▶ _Aim of the task_: Copy each line containing the word "name" from the records that follow, please.

▶ _Input for this task_:
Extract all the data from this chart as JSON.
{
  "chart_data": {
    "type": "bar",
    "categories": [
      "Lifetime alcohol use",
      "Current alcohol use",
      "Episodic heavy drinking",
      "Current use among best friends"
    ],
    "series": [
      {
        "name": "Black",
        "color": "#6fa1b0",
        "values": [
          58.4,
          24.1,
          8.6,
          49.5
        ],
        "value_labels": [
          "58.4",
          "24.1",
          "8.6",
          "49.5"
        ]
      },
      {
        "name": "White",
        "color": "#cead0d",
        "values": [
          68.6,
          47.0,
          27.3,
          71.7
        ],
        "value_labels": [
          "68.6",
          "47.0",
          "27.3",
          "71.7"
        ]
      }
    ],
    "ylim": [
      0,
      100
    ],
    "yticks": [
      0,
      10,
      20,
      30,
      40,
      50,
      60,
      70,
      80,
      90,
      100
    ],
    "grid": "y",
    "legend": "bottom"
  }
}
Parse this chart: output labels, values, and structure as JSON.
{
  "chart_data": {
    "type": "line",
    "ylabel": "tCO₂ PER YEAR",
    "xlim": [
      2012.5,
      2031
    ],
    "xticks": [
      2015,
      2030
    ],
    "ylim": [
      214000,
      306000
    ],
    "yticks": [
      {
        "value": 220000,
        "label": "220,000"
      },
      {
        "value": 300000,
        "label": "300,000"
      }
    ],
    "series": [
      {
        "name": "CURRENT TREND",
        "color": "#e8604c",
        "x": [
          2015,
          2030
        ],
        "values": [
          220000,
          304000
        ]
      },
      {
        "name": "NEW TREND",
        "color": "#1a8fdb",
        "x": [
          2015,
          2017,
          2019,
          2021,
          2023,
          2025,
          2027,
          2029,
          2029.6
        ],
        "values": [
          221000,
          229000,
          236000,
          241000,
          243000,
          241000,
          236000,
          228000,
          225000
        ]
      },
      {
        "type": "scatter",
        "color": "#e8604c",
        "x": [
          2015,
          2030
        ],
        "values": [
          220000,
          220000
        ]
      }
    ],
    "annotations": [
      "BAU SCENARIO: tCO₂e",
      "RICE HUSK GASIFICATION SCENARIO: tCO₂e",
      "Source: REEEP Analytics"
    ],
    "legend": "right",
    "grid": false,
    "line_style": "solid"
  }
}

▶ _Answer to the task_:
        "name": "Black",
        "name": "White",
        "name": "CURRENT TREND",
        "name": "NEW TREND",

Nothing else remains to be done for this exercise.